EXTRACT PROVIDED:
================
One of the world’s major music institutions is the Tchaikovsky National Music Academy of Ukraine, also known as the Kiev Conservatory. This prestigious music school was founded by Tchaikovsky himself and led by Rachmaninov and Glazunov.
I look forward to
presenting a paper soon (via videoconference) for an international conference
hosted by the World Music History Department of the Kiev Conservatory: Music
Culture of China: Forms, Traditions, Practices, which will take
place at the end of March. My paper title is “Research on Chinese Traditional
Instrument Teachers at Prominent Conservatories in Europe and China.”
Here is a link for the
conference program:
https://issuu.com/nataliyamuromets/docs/ua-chinafest-2021
The Kiev Conservatory
is home to a pioneering Music Confucius Classroom, for which my paper seems especially
relevant. Here are a few links about Confucius Music Classrooms …
https://usa.chinadaily.com.cn/a/201906/11/WS5cff7baea31017657723095a.html
https://www.eurasiainfo.ch/en/caring-chinese-teacher-cheers-up-ukrainians-amid-covid-19/
Many years ago, I lived
in Moscow, working as a Lecturer for Moscow
State University while performing free improvisation with members of the Pan-Asian Ensemble affiliated
with the other Tchaikovsky conservatory (Moscow Conservatory), and
now I serve on the Editorial Board of the Eurasian Music
Science Journal. It will be exciting to reconnect with colleagues in the fascinating
field of Eurasian musicology via this conference in Kiev.
Below are videos based on excerpts from the Pan-Asian Ensemble's free improvisation sessions recorded in Moscow at the conservatory. This experimental music still has an unusually mysterious sound even several years after it was created.
Each of the tracks here are interesting for different reasons. On the first, I play muted trumpet in some uncannily improvised gestures and harmonies in sync with two Russian shakuhachi players. In the second, I add lyrical trumpet lines after about one minute into the final track.
================
Entries drawn from a dataset:
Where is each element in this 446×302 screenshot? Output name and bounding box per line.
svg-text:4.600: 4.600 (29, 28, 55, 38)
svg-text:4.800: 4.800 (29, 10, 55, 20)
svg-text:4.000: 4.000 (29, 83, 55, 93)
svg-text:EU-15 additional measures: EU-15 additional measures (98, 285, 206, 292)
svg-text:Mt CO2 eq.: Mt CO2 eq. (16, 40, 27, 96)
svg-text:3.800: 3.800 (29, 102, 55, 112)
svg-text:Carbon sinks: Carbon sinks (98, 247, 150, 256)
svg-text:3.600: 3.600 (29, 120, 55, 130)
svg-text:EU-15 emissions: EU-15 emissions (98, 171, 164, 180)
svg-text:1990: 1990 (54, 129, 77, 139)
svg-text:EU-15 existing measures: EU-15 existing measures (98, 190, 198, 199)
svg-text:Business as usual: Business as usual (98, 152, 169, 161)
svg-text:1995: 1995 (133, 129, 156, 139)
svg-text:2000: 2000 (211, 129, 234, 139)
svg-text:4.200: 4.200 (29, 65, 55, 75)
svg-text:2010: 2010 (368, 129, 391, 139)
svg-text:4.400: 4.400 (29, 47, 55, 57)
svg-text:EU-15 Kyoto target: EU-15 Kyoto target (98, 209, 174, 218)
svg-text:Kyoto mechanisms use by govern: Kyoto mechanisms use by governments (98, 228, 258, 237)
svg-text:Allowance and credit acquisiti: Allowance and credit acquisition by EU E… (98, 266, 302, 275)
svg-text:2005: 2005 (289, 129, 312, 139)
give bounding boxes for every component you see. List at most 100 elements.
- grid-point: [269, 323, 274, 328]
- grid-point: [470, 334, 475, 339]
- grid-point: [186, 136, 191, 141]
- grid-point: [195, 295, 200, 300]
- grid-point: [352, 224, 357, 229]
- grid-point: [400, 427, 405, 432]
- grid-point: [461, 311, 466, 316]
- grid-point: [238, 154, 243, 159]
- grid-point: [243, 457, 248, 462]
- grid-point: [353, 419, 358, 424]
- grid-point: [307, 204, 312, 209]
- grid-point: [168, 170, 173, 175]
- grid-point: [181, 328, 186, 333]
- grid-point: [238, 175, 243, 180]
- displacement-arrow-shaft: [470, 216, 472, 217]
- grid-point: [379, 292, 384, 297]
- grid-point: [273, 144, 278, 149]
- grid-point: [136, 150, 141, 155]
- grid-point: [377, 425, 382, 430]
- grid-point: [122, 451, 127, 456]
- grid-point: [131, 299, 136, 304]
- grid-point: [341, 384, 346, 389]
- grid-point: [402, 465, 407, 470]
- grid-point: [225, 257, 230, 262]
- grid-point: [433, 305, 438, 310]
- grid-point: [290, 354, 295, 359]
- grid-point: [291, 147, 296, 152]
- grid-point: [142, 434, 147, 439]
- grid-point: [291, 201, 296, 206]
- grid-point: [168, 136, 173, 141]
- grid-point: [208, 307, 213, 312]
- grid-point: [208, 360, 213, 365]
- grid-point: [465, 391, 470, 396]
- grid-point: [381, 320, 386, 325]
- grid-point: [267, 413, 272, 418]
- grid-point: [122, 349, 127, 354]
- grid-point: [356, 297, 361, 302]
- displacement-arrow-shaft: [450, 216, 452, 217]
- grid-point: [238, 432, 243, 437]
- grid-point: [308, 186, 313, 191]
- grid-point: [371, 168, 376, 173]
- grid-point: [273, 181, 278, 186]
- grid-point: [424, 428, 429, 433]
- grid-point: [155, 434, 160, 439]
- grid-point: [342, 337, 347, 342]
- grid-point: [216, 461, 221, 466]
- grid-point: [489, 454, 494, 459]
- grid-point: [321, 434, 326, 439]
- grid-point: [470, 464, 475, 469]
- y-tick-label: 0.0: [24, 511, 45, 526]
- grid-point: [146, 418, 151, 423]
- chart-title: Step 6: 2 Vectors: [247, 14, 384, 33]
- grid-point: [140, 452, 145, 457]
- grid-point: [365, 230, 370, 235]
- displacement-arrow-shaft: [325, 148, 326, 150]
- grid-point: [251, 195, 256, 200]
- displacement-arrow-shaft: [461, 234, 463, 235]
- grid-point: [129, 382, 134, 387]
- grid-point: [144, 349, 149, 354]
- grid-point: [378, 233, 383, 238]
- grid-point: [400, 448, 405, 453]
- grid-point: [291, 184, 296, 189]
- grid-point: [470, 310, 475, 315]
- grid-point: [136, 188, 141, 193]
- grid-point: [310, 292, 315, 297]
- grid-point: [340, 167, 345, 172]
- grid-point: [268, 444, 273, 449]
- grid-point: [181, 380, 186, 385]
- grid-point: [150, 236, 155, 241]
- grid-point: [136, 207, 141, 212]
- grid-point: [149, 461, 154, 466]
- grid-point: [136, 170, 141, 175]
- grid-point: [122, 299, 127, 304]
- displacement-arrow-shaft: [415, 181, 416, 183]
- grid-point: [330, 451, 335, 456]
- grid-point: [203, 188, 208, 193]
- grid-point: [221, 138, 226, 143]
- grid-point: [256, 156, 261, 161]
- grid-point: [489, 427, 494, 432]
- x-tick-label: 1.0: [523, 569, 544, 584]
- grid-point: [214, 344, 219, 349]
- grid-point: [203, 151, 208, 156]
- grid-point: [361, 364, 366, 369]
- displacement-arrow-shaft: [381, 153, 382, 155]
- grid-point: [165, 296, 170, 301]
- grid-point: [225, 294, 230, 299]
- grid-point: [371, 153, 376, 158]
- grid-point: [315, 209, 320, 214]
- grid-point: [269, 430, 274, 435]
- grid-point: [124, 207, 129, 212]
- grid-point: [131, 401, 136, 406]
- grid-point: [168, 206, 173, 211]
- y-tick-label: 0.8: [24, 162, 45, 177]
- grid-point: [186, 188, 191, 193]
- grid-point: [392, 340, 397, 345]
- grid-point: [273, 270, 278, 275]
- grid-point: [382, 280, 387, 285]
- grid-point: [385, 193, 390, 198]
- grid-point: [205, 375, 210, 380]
================
EXERCISE A: According to the post about the Kiev Conservatory conference, who founded the Kiev Conservatory?
EXERCISE B: Print the part of the post about the Kiev Conservatory conference that begins at the words "Below are videos" and ends after "the final track.".
These entries are separate material and have no connection to the text.

RESPONSE AREA A: Tchaikovsky founded it.

RESPONSE AREA B:
Below are videos based on excerpts from the Pan-Asian Ensemble's free improvisation sessions recorded in Moscow at the conservatory. This experimental music still has an unusually mysterious sound even several years after it was created.
Each of the tracks here are interesting for different reasons. On the first, I play muted trumpet in some uncannily improvised gestures and harmonies in sync with two Russian shakuhachi players. In the second, I add lyrical trumpet lines after about one minute into the final track.